Leave out every picture, then transcribe the rest of the listing exactly.

[Figure content listings]
○ ○ ○ ○

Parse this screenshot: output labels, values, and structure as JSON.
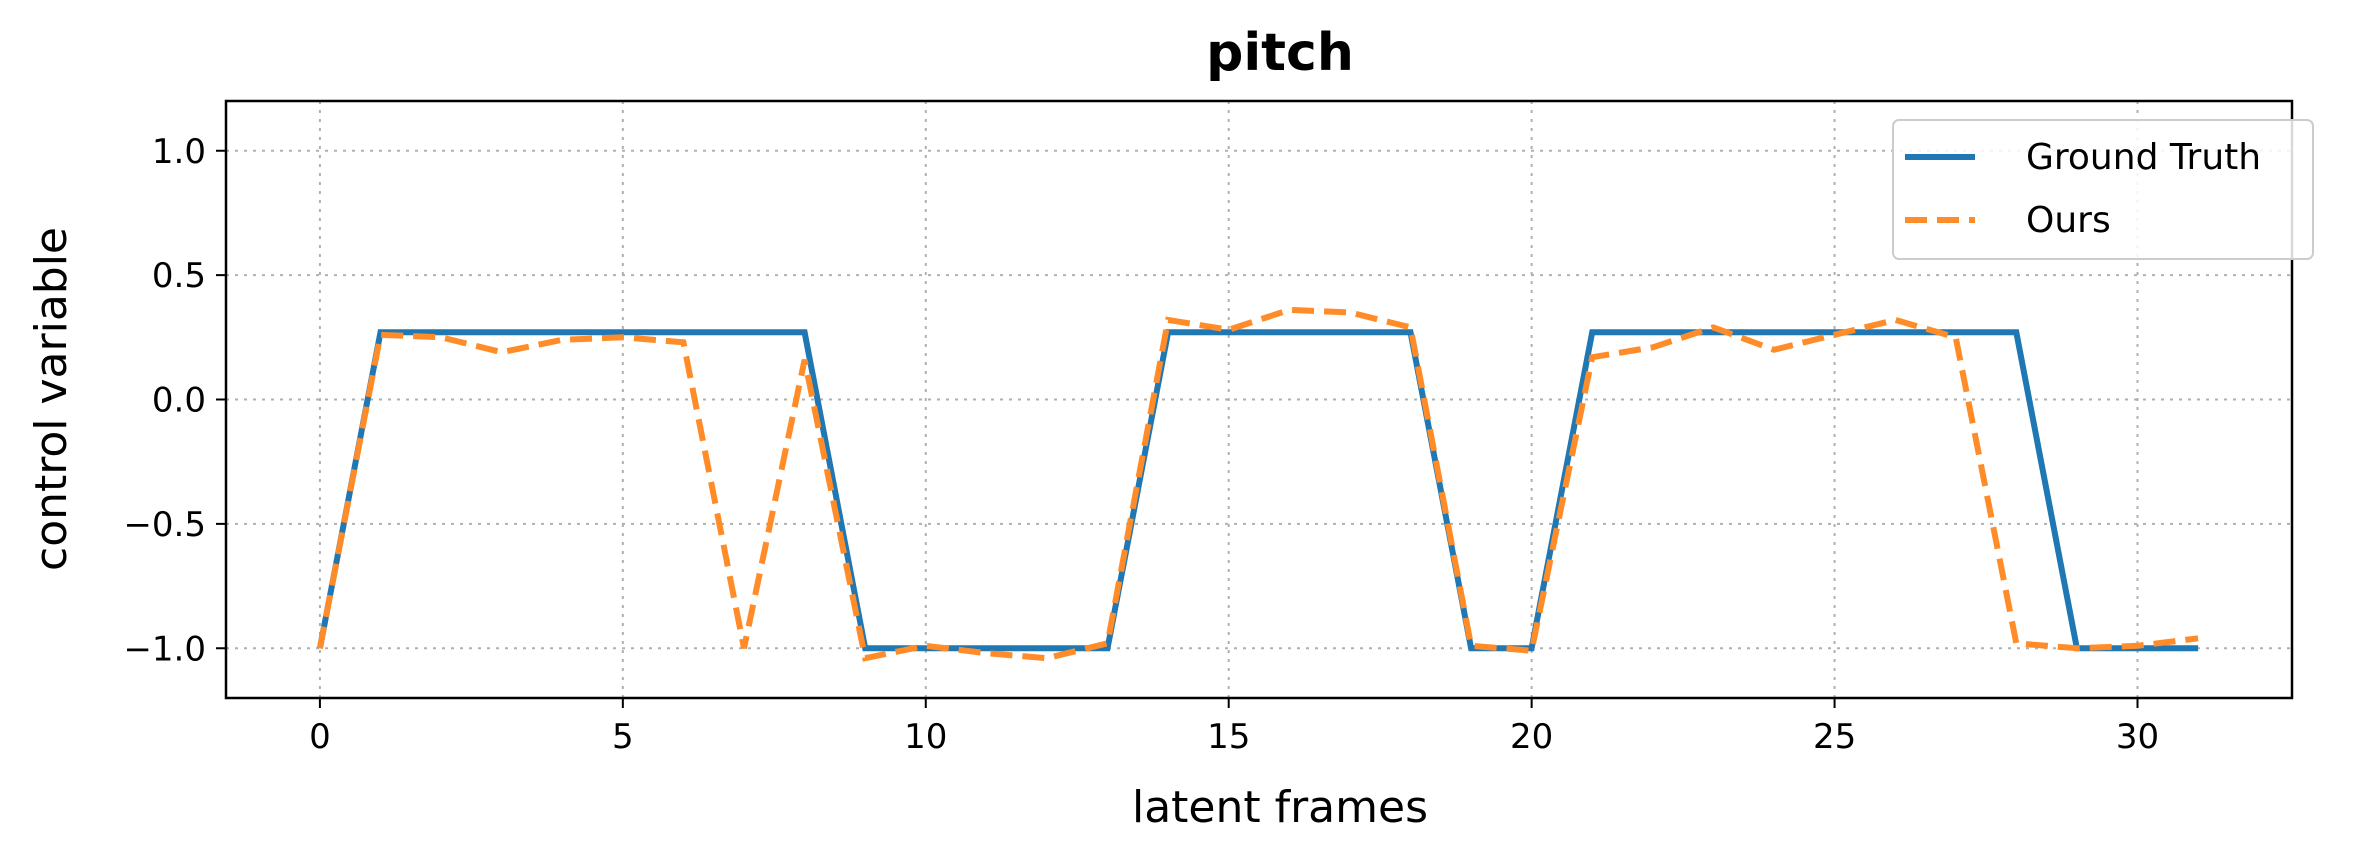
{
  "chart_data": {
    "type": "line",
    "title": "pitch",
    "xlabel": "latent frames",
    "ylabel": "control variable",
    "xlim": [
      -1.55,
      32.55
    ],
    "ylim": [
      -1.2,
      1.2
    ],
    "xticks": [
      0,
      5,
      10,
      15,
      20,
      25,
      30
    ],
    "yticks": [
      1.0,
      0.5,
      0.0,
      -0.5,
      -1.0
    ],
    "xtick_labels": [
      "0",
      "5",
      "10",
      "15",
      "20",
      "25",
      "30"
    ],
    "ytick_labels": [
      "1.0",
      "0.5",
      "0.0",
      "−0.5",
      "−1.0"
    ],
    "grid": true,
    "legend_position": "top-right",
    "x": [
      0,
      1,
      2,
      3,
      4,
      5,
      6,
      7,
      8,
      9,
      10,
      11,
      12,
      13,
      14,
      15,
      16,
      17,
      18,
      19,
      20,
      21,
      22,
      23,
      24,
      25,
      26,
      27,
      28,
      29,
      30,
      31
    ],
    "series": [
      {
        "name": "Ground Truth",
        "color": "#1f77b4",
        "style": "solid",
        "values": [
          -1.0,
          0.27,
          0.27,
          0.27,
          0.27,
          0.27,
          0.27,
          0.27,
          0.27,
          -1.0,
          -1.0,
          -1.0,
          -1.0,
          -1.0,
          0.27,
          0.27,
          0.27,
          0.27,
          0.27,
          -1.0,
          -1.0,
          0.27,
          0.27,
          0.27,
          0.27,
          0.27,
          0.27,
          0.27,
          0.27,
          -1.0,
          -1.0,
          -1.0
        ]
      },
      {
        "name": "Ours",
        "color": "#ff8c28",
        "style": "dashed",
        "values": [
          -1.0,
          0.26,
          0.25,
          0.19,
          0.24,
          0.25,
          0.23,
          -1.0,
          0.16,
          -1.04,
          -0.99,
          -1.02,
          -1.04,
          -0.98,
          0.32,
          0.28,
          0.36,
          0.35,
          0.29,
          -0.99,
          -1.01,
          0.17,
          0.21,
          0.29,
          0.2,
          0.26,
          0.32,
          0.25,
          -0.98,
          -1.0,
          -0.99,
          -0.96
        ]
      }
    ]
  }
}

○ ○ ○ ○

* [EXERCISE OUTPUT]:
Parse this screenshot: output labels, values, and structure as JSON.
{
  "chart_data": {
    "type": "line",
    "title": "pitch",
    "xlabel": "latent frames",
    "ylabel": "control variable",
    "xlim": [
      -1.55,
      32.55
    ],
    "ylim": [
      -1.2,
      1.2
    ],
    "xticks": [
      0,
      5,
      10,
      15,
      20,
      25,
      30
    ],
    "yticks": [
      1.0,
      0.5,
      0.0,
      -0.5,
      -1.0
    ],
    "xtick_labels": [
      "0",
      "5",
      "10",
      "15",
      "20",
      "25",
      "30"
    ],
    "ytick_labels": [
      "1.0",
      "0.5",
      "0.0",
      "−0.5",
      "−1.0"
    ],
    "grid": true,
    "legend_position": "top-right",
    "x": [
      0,
      1,
      2,
      3,
      4,
      5,
      6,
      7,
      8,
      9,
      10,
      11,
      12,
      13,
      14,
      15,
      16,
      17,
      18,
      19,
      20,
      21,
      22,
      23,
      24,
      25,
      26,
      27,
      28,
      29,
      30,
      31
    ],
    "series": [
      {
        "name": "Ground Truth",
        "color": "#1f77b4",
        "style": "solid",
        "values": [
          -1.0,
          0.27,
          0.27,
          0.27,
          0.27,
          0.27,
          0.27,
          0.27,
          0.27,
          -1.0,
          -1.0,
          -1.0,
          -1.0,
          -1.0,
          0.27,
          0.27,
          0.27,
          0.27,
          0.27,
          -1.0,
          -1.0,
          0.27,
          0.27,
          0.27,
          0.27,
          0.27,
          0.27,
          0.27,
          0.27,
          -1.0,
          -1.0,
          -1.0
        ]
      },
      {
        "name": "Ours",
        "color": "#ff8c28",
        "style": "dashed",
        "values": [
          -1.0,
          0.26,
          0.25,
          0.19,
          0.24,
          0.25,
          0.23,
          -1.0,
          0.16,
          -1.04,
          -0.99,
          -1.02,
          -1.04,
          -0.98,
          0.32,
          0.28,
          0.36,
          0.35,
          0.29,
          -0.99,
          -1.01,
          0.17,
          0.21,
          0.29,
          0.2,
          0.26,
          0.32,
          0.25,
          -0.98,
          -1.0,
          -0.99,
          -0.96
        ]
      }
    ]
  }
}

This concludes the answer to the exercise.